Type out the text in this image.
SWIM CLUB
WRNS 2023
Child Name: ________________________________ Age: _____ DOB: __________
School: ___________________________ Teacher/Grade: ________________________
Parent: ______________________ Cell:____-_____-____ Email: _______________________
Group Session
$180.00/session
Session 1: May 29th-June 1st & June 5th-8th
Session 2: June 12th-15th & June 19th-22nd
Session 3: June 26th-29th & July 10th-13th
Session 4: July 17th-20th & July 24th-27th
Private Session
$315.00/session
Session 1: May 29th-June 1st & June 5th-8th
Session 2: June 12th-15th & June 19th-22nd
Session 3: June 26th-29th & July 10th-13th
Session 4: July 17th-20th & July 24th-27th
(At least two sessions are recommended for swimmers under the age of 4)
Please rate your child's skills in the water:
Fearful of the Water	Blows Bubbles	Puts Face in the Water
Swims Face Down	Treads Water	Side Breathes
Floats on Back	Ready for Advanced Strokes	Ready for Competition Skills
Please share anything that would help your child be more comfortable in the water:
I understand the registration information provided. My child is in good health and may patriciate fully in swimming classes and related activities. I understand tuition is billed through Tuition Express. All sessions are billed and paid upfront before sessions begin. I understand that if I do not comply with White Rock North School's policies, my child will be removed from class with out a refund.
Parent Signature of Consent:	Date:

---------------

### Task to complete
Return every line containing "Face".

### Answer to this problem
Fearful of the Water	Blows Bubbles	Puts Face in the Water
Swims Face Down	Treads Water	Side Breathes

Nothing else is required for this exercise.